Within the listing below, locate all lines containing the word "전송완료". Copy each one.

"""

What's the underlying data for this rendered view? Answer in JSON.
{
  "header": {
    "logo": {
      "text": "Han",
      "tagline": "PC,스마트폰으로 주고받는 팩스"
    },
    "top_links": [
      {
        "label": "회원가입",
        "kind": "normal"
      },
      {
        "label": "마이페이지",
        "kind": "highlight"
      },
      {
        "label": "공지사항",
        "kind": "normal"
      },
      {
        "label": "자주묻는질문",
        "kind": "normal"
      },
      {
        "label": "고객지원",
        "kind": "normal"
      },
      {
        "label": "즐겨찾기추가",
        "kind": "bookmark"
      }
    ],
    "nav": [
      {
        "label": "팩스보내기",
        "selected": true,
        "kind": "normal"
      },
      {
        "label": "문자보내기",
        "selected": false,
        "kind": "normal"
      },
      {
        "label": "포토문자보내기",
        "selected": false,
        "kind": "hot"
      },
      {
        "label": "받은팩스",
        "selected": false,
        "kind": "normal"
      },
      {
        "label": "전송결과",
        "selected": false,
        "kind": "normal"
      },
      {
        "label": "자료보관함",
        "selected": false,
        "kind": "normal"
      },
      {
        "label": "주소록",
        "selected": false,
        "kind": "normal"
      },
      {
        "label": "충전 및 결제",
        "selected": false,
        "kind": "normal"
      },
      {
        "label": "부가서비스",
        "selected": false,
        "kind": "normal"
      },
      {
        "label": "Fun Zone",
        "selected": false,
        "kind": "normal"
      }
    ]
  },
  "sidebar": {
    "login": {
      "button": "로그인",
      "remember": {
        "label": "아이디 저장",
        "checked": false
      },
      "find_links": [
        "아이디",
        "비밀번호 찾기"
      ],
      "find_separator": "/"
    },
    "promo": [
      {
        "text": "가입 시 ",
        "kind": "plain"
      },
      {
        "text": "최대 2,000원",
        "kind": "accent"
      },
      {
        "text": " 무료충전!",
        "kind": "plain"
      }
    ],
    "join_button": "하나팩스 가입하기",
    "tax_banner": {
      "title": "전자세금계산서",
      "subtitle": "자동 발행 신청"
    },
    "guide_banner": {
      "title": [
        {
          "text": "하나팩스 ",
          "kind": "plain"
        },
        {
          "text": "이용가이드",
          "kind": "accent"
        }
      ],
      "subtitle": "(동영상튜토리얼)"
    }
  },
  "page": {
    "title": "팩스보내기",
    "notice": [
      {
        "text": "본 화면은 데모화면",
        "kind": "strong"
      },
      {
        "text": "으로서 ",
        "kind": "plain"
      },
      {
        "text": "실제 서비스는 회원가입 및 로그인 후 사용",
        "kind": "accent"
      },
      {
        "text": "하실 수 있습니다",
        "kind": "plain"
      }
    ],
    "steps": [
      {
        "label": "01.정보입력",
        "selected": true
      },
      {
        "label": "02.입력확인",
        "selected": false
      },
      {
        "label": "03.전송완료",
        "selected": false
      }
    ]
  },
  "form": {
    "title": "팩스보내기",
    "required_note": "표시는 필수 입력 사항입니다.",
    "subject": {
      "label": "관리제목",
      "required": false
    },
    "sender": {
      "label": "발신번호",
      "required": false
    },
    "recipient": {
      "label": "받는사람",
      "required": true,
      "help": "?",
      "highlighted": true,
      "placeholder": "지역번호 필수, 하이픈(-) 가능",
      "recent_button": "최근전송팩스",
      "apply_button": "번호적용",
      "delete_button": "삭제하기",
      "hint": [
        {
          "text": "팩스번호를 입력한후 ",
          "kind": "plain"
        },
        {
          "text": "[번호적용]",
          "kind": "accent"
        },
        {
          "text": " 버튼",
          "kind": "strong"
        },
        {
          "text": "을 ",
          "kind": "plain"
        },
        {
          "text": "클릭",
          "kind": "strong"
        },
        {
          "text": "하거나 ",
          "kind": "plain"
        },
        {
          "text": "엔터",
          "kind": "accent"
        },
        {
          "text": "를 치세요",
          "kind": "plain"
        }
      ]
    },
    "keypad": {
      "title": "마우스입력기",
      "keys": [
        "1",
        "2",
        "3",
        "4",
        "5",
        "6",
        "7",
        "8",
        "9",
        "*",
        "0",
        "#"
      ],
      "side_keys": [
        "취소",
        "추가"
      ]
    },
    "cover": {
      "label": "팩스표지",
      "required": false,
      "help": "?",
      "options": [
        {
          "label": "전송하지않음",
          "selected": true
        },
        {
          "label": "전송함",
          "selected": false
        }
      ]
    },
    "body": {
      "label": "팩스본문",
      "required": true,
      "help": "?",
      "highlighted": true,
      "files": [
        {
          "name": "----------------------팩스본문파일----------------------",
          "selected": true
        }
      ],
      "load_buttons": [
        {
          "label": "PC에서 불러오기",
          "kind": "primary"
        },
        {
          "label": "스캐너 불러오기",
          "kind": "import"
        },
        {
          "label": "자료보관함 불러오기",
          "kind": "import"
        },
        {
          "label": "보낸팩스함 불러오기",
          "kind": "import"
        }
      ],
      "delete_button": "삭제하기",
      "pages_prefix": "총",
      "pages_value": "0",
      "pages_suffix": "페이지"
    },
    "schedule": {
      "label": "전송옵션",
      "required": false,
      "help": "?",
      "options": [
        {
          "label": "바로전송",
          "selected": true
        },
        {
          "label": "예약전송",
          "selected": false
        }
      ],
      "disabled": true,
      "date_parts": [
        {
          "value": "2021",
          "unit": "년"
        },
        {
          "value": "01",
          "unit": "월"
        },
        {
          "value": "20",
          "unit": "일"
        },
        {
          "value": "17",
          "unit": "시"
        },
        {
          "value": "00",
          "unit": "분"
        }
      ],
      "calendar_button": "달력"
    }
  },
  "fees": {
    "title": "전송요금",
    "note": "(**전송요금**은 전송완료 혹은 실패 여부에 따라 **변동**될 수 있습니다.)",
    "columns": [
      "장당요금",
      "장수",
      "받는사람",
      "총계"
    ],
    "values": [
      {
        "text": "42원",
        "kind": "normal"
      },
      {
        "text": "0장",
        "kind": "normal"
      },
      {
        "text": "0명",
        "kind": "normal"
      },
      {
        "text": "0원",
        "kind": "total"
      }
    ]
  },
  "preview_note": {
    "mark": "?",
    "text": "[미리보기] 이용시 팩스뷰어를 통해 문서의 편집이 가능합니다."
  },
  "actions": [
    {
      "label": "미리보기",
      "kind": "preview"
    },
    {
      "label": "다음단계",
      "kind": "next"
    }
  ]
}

"""

_TASK ANSWER_.
        "label": "03.전송완료",
    "note": "(**전송요금**은 전송완료 혹은 실패 여부에 따라 **변동**될 수 있습니다.)",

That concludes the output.